REQUIREMENTS:
Count every line that has the word "Pumps" in it; give no more than the number.

PROVIDED DATA:
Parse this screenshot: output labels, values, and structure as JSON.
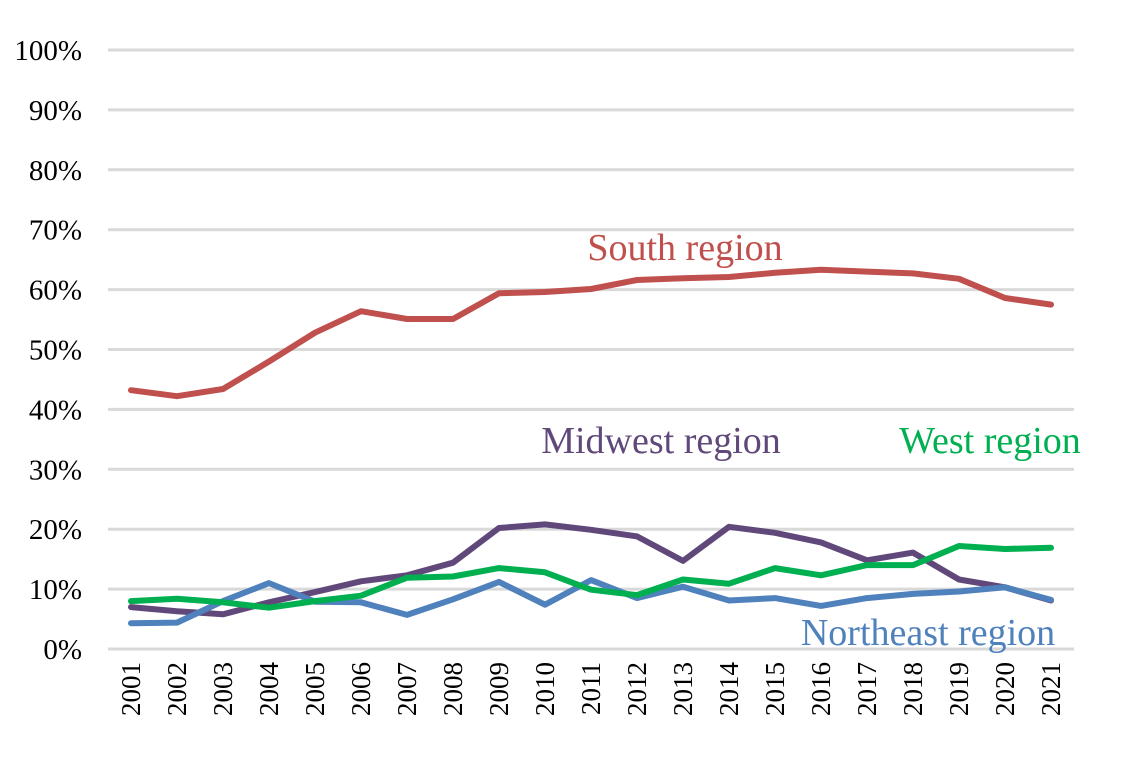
{
  "chart_data": {
    "type": "line",
    "categories": [
      "2001",
      "2002",
      "2003",
      "2004",
      "2005",
      "2006",
      "2007",
      "2008",
      "2009",
      "2010",
      "2011",
      "2012",
      "2013",
      "2014",
      "2015",
      "2016",
      "2017",
      "2018",
      "2019",
      "2020",
      "2021"
    ],
    "ylim": [
      0,
      100
    ],
    "yticks": [
      "0%",
      "10%",
      "20%",
      "30%",
      "40%",
      "50%",
      "60%",
      "70%",
      "80%",
      "90%",
      "100%"
    ],
    "grid": true,
    "series": [
      {
        "name": "South region",
        "color": "#c0504d",
        "values": [
          43.2,
          42.2,
          43.4,
          48.0,
          52.8,
          56.4,
          55.1,
          55.1,
          59.4,
          59.6,
          60.1,
          61.6,
          61.9,
          62.1,
          62.8,
          63.3,
          63.0,
          62.7,
          61.8,
          58.6,
          57.5
        ]
      },
      {
        "name": "Midwest region",
        "color": "#60497a",
        "values": [
          7.0,
          6.3,
          5.8,
          7.8,
          9.5,
          11.3,
          12.3,
          14.4,
          20.2,
          20.8,
          19.9,
          18.8,
          14.7,
          20.4,
          19.4,
          17.8,
          14.8,
          16.1,
          11.6,
          10.3,
          8.1
        ]
      },
      {
        "name": "West region",
        "color": "#00b050",
        "values": [
          8.0,
          8.4,
          7.8,
          6.9,
          8.0,
          8.9,
          11.9,
          12.1,
          13.5,
          12.8,
          9.9,
          9.0,
          11.6,
          10.9,
          13.5,
          12.3,
          14.0,
          14.0,
          17.2,
          16.7,
          16.9
        ]
      },
      {
        "name": "Northeast region",
        "color": "#4f81bd",
        "values": [
          4.3,
          4.4,
          8.0,
          11.0,
          7.9,
          7.8,
          5.7,
          8.3,
          11.2,
          7.4,
          11.5,
          8.5,
          10.4,
          8.1,
          8.5,
          7.2,
          8.5,
          9.2,
          9.6,
          10.3,
          8.2
        ]
      }
    ]
  }
}
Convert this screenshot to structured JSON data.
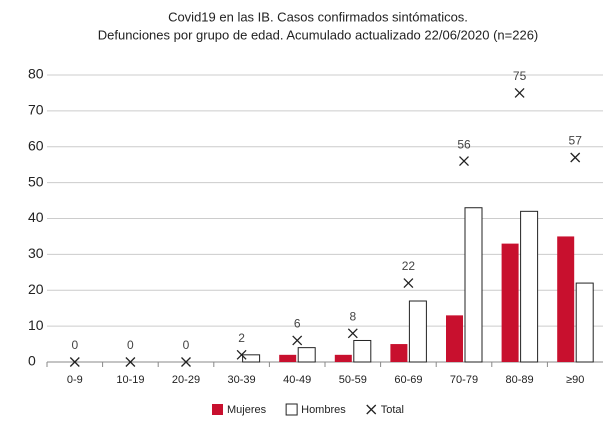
{
  "chart_data": {
    "type": "bar",
    "title": "Covid19 en las IB. Casos confirmados sintómaticos.",
    "subtitle": "Defunciones por grupo de edad. Acumulado actualizado 22/06/2020 (n=226)",
    "categories": [
      "0-9",
      "10-19",
      "20-29",
      "30-39",
      "40-49",
      "50-59",
      "60-69",
      "70-79",
      "80-89",
      "≥90"
    ],
    "series": [
      {
        "name": "Mujeres",
        "color": "#c8102e",
        "values": [
          0,
          0,
          0,
          0,
          2,
          2,
          5,
          13,
          33,
          35
        ]
      },
      {
        "name": "Hombres",
        "color": "#ffffff",
        "values": [
          0,
          0,
          0,
          2,
          4,
          6,
          17,
          43,
          42,
          22
        ]
      },
      {
        "name": "Total",
        "color": "#222222",
        "values": [
          0,
          0,
          0,
          2,
          6,
          8,
          22,
          56,
          75,
          57
        ]
      }
    ],
    "ylim": [
      0,
      80
    ],
    "yticks": [
      0,
      10,
      20,
      30,
      40,
      50,
      60,
      70,
      80
    ],
    "grid": true,
    "legend": "bottom"
  }
}
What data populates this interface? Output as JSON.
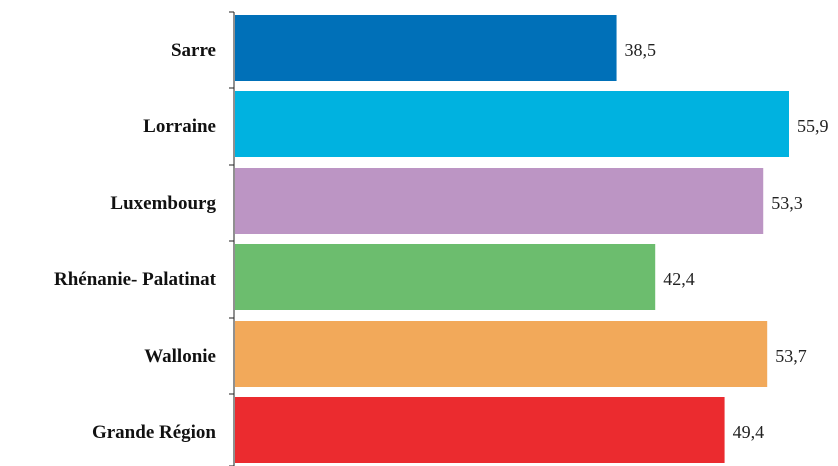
{
  "chart_data": {
    "type": "bar",
    "orientation": "horizontal",
    "categories": [
      "Sarre",
      "Lorraine",
      "Luxembourg",
      "Rhénanie- Palatinat",
      "Wallonie",
      "Grande Région"
    ],
    "values": [
      38.5,
      55.9,
      53.3,
      42.4,
      53.7,
      49.4
    ],
    "value_labels": [
      "38,5",
      "55,9",
      "53,3",
      "42,4",
      "53,7",
      "49,4"
    ],
    "colors": [
      "#0070b8",
      "#00b2e0",
      "#bc95c4",
      "#6cbd6e",
      "#f2a95a",
      "#eb2b2f"
    ],
    "xlim": [
      0,
      56
    ],
    "grid": false,
    "legend": "none"
  }
}
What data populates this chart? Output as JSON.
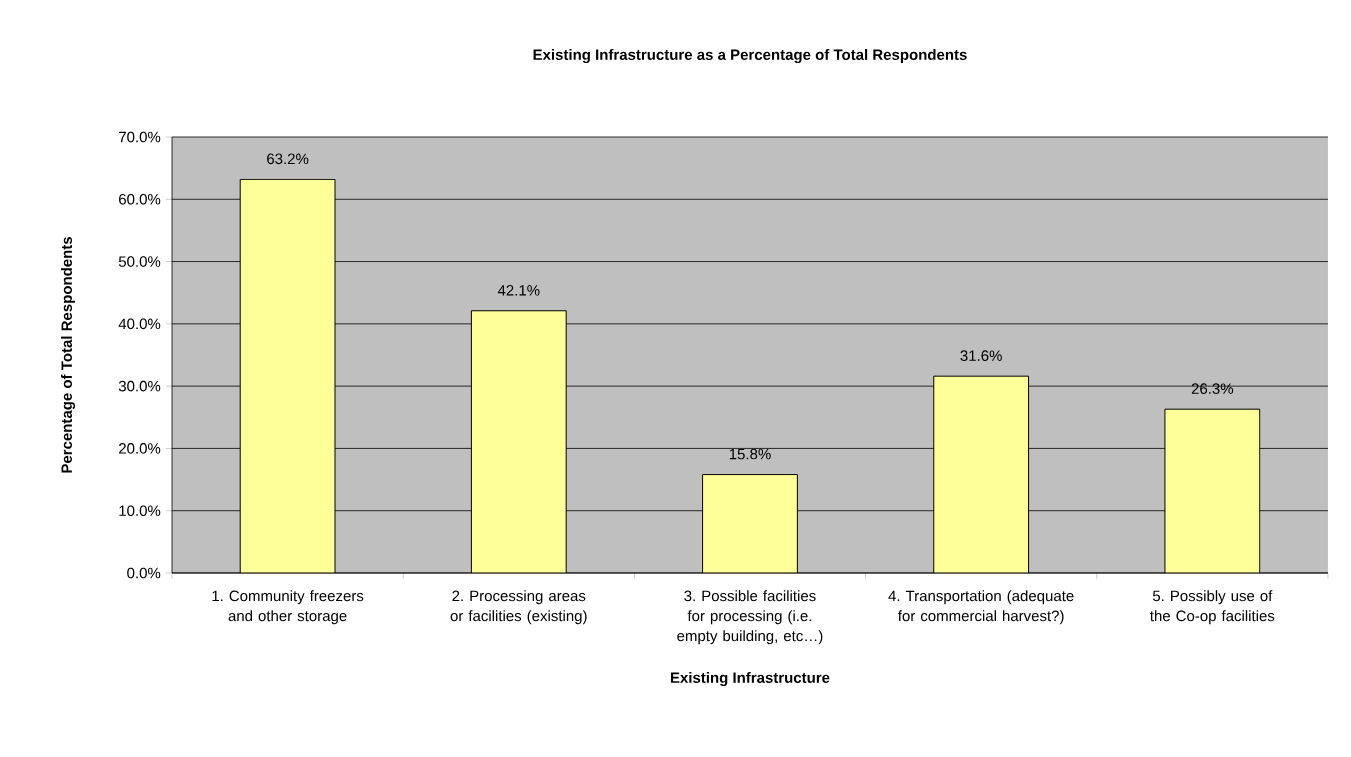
{
  "chart_data": {
    "type": "bar",
    "title": "Existing Infrastructure as a Percentage of Total Respondents",
    "xlabel": "Existing Infrastructure",
    "ylabel": "Percentage of Total Respondents",
    "categories": [
      "1. Community freezers and other storage",
      "2. Processing areas or facilities (existing)",
      "3. Possible facilities for processing (i.e. empty building, etc…)",
      "4. Transportation (adequate for commercial harvest?)",
      "5. Possibly use of the Co-op facilities"
    ],
    "values": [
      63.2,
      42.1,
      15.8,
      31.6,
      26.3
    ],
    "value_labels": [
      "63.2%",
      "42.1%",
      "15.8%",
      "31.6%",
      "26.3%"
    ],
    "color": "#ffff99",
    "ylim": [
      0,
      70
    ],
    "yticks": [
      {
        "value": 0,
        "label": "0.0%"
      },
      {
        "value": 10,
        "label": "10.0%"
      },
      {
        "value": 20,
        "label": "20.0%"
      },
      {
        "value": 30,
        "label": "30.0%"
      },
      {
        "value": 40,
        "label": "40.0%"
      },
      {
        "value": 50,
        "label": "50.0%"
      },
      {
        "value": 60,
        "label": "60.0%"
      },
      {
        "value": 70,
        "label": "70.0%"
      }
    ],
    "grid": "y"
  }
}
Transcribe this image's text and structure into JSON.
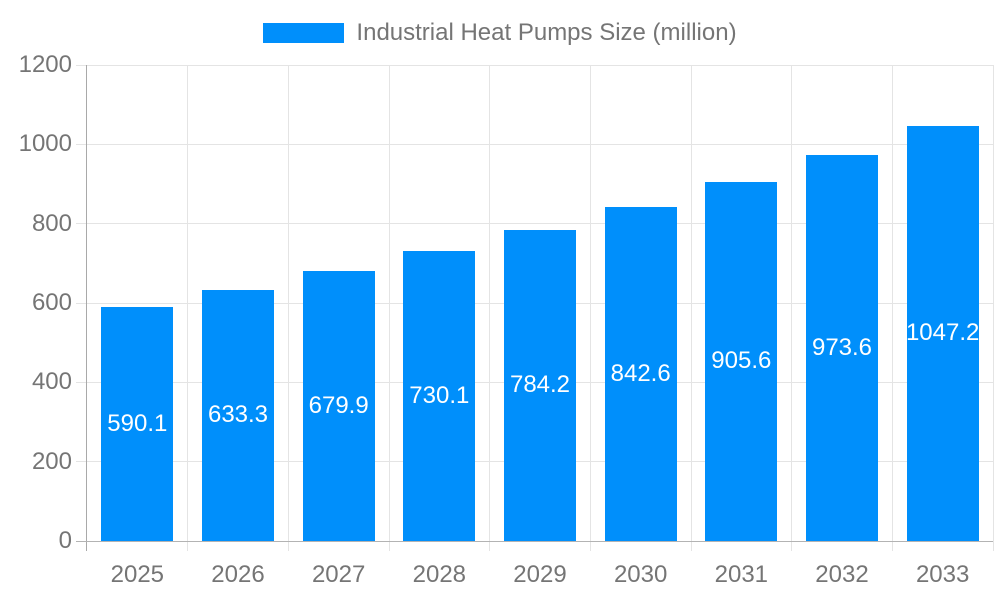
{
  "legend": {
    "series_label": "Industrial Heat Pumps Size (million)"
  },
  "chart_data": {
    "type": "bar",
    "title": "Industrial Heat Pumps Size (million)",
    "categories": [
      "2025",
      "2026",
      "2027",
      "2028",
      "2029",
      "2030",
      "2031",
      "2032",
      "2033"
    ],
    "values": [
      590.1,
      633.3,
      679.9,
      730.1,
      784.2,
      842.6,
      905.6,
      973.6,
      1047.2
    ],
    "value_labels": [
      "590.1",
      "633.3",
      "679.9",
      "730.1",
      "784.2",
      "842.6",
      "905.6",
      "973.6",
      "1047.2"
    ],
    "xlabel": "",
    "ylabel": "",
    "ylim": [
      0,
      1200
    ],
    "yticks": [
      0,
      200,
      400,
      600,
      800,
      1000,
      1200
    ],
    "grid": true,
    "legend_position": "top",
    "colors": {
      "bar": "#008FFB",
      "grid": "#e4e4e4",
      "y_axis_line": "#a9a9a9",
      "x_axis_line": "#b3b3b3",
      "tick_text": "#757575",
      "data_label": "#ffffff",
      "background": "#ffffff"
    }
  }
}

CORRECT ANSWER:
2